The task:
Each line that contains "same" needs to be copied from the listing.

Provided data:
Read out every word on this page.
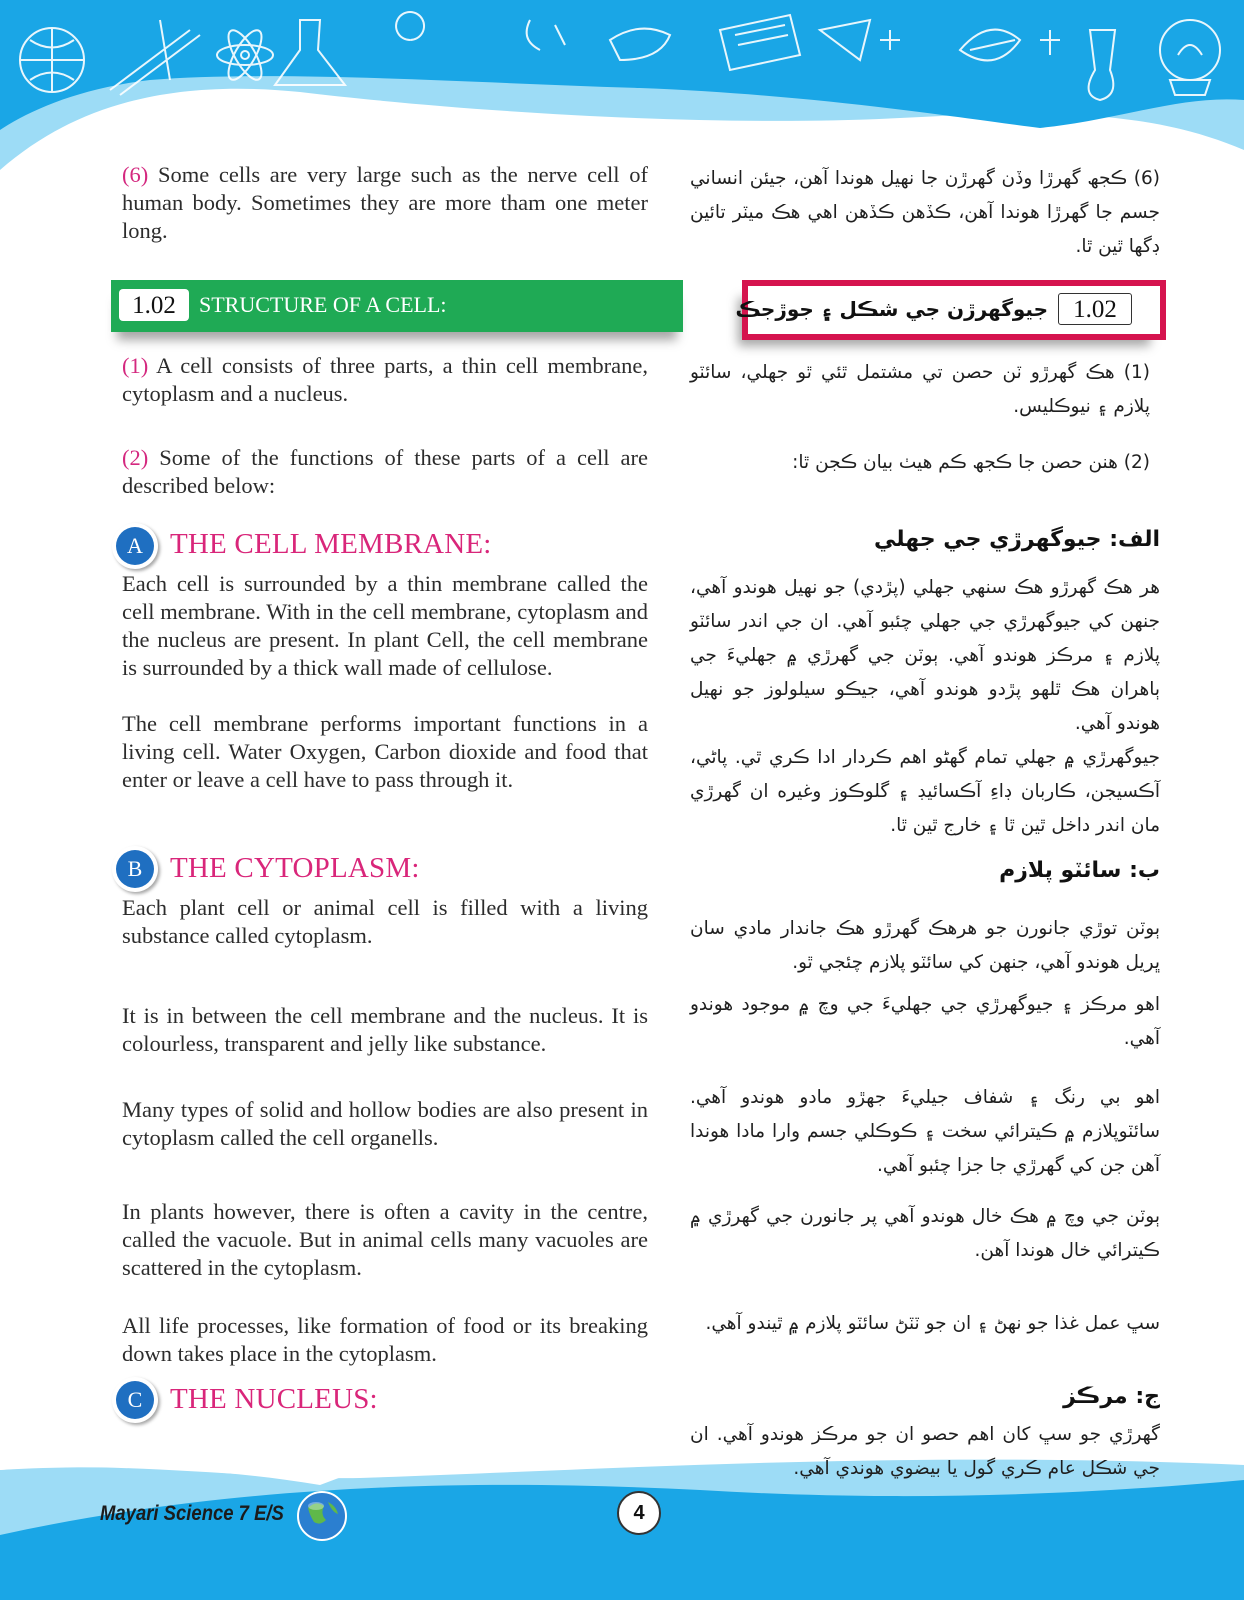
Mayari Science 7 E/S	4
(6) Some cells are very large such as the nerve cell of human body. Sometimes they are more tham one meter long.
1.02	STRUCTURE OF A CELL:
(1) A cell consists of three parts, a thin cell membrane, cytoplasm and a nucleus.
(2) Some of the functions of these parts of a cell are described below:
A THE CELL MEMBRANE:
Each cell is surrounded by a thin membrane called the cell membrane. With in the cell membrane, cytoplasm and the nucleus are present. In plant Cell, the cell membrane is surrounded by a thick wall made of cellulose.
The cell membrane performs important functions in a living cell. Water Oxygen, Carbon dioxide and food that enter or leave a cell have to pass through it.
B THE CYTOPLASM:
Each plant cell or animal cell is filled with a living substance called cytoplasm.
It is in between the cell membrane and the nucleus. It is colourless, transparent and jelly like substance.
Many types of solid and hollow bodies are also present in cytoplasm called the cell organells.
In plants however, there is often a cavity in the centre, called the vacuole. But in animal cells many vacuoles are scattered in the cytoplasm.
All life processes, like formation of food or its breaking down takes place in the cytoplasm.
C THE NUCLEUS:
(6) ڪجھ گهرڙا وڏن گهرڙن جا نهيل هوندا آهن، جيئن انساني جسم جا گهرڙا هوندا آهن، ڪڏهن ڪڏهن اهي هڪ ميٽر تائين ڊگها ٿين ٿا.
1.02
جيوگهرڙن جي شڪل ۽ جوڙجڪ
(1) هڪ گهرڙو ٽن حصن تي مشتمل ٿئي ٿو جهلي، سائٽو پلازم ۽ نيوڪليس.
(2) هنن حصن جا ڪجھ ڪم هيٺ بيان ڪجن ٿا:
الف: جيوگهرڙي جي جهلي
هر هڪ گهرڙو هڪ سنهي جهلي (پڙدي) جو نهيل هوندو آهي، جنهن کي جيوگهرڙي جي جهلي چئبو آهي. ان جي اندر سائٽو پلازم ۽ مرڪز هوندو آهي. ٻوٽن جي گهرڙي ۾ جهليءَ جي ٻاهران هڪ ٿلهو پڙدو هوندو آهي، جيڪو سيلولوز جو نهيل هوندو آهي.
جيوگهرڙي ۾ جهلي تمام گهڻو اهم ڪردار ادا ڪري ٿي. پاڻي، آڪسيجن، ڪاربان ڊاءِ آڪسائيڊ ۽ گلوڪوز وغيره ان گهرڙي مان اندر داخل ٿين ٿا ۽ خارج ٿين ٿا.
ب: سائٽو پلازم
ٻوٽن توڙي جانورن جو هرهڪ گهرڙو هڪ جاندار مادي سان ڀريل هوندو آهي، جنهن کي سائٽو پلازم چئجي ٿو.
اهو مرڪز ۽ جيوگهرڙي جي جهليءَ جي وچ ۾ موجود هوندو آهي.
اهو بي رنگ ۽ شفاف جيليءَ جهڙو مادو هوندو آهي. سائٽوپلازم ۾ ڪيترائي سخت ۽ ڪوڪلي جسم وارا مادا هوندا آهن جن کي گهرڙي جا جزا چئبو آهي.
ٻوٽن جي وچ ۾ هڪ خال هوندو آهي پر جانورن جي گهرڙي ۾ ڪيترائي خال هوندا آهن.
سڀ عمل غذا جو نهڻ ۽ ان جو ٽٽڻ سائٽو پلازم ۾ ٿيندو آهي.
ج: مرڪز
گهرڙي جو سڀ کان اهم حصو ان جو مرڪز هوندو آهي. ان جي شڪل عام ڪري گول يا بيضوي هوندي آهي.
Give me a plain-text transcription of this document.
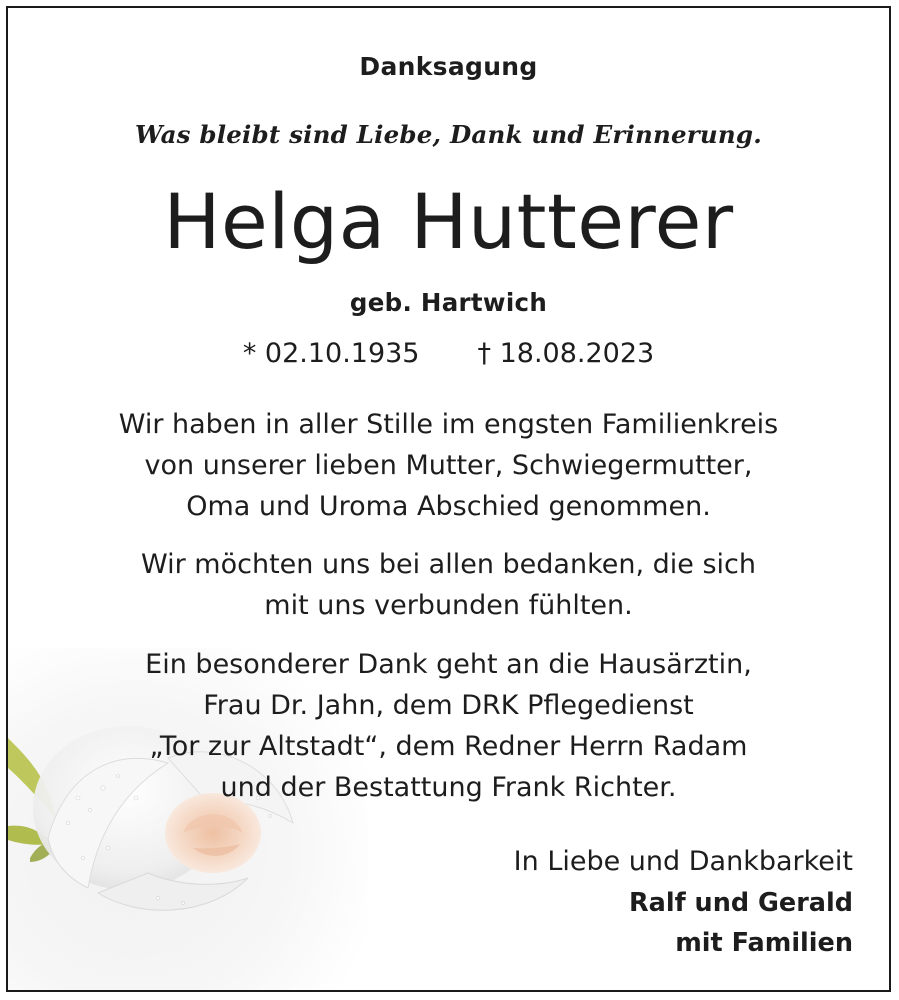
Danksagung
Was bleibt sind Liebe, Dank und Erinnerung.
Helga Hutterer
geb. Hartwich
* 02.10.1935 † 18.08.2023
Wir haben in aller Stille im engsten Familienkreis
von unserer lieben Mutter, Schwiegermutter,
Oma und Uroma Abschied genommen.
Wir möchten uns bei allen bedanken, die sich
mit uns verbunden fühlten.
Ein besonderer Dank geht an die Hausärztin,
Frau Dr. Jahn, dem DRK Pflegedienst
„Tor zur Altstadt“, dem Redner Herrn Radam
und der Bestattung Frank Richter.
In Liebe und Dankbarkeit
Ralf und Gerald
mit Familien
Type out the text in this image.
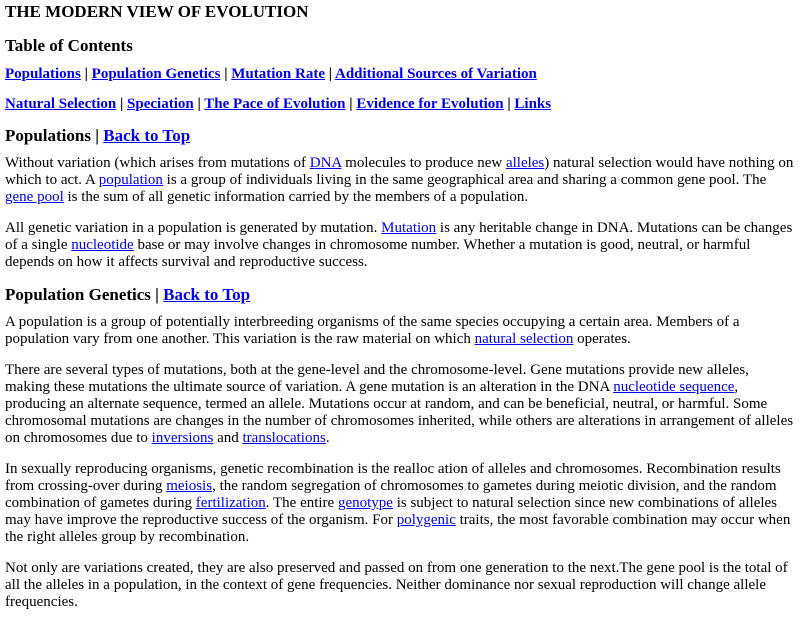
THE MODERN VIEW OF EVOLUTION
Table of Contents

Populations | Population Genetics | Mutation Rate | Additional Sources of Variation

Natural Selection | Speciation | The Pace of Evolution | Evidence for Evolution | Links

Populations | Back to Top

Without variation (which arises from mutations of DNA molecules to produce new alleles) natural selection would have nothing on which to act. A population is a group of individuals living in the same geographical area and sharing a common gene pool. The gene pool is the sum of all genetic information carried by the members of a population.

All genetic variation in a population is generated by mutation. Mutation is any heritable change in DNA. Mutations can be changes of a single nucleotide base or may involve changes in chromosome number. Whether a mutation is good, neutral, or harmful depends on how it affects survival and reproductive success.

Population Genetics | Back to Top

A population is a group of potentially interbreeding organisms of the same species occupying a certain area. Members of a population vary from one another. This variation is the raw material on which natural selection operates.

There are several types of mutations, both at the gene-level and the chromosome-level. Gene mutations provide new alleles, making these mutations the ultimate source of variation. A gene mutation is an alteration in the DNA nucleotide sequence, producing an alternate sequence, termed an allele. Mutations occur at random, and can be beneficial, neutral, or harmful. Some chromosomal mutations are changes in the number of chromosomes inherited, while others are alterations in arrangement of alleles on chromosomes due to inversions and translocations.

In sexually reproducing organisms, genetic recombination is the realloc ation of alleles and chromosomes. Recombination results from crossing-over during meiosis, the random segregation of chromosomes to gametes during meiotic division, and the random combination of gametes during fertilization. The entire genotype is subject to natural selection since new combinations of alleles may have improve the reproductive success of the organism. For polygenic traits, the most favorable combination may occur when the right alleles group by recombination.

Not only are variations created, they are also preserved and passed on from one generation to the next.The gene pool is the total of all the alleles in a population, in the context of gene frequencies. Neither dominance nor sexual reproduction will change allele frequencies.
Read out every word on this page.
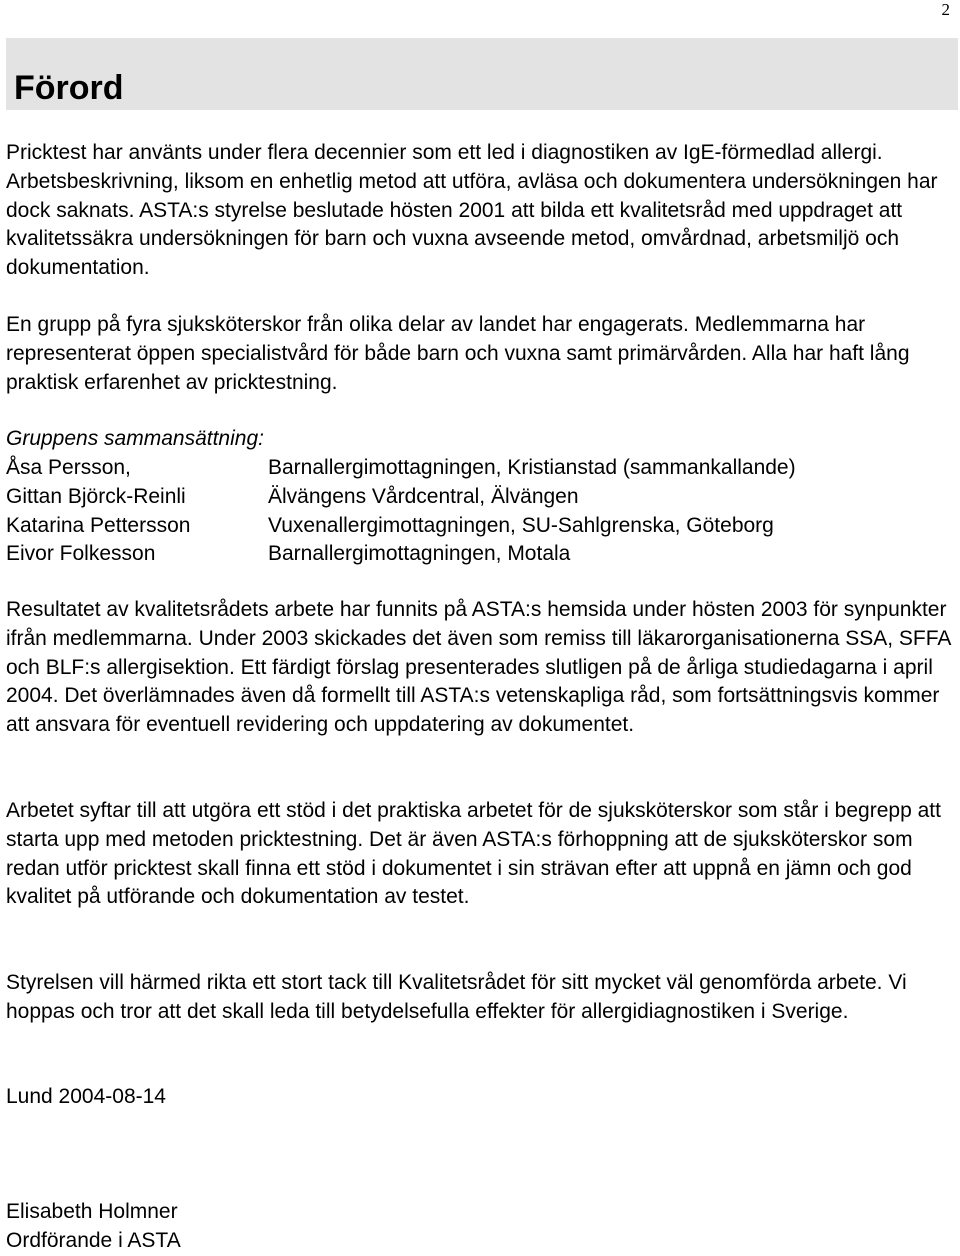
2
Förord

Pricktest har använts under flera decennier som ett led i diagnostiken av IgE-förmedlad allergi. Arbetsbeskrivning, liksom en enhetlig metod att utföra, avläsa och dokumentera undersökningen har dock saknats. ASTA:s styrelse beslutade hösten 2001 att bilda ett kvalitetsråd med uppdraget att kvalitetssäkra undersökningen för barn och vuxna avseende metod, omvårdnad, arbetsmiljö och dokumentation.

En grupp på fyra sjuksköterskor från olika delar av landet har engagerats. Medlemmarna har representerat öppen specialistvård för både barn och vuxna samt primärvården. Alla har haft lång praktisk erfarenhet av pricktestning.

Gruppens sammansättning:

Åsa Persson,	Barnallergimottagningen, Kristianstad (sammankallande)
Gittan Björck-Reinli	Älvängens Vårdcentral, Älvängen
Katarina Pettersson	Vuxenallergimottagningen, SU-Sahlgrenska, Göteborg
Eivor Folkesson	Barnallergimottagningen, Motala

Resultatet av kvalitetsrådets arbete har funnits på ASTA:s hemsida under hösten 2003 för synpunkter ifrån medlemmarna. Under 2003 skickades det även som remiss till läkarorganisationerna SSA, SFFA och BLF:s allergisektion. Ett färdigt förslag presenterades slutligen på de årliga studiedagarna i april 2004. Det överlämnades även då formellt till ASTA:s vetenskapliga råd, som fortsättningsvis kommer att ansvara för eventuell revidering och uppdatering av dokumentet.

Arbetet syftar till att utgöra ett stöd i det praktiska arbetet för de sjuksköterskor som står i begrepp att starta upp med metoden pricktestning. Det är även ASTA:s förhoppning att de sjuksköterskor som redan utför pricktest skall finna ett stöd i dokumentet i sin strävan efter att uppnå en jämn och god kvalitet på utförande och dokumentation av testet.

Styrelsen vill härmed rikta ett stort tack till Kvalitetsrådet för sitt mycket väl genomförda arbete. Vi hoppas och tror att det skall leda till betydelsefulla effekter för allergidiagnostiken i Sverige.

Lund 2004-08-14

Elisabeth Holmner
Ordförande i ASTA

Solution to this exercise:
Without variation (which arises from mutations of DNA molecules to produce new alleles) natural selection would have nothing on which to act. A population is a group of individuals living in the same geographical area and sharing a common gene pool. The gene pool is the sum of all genetic information carried by the members of a population.
A population is a group of potentially interbreeding organisms of the same species occupying a certain area. Members of a population vary from one another. This variation is the raw material on which natural selection operates.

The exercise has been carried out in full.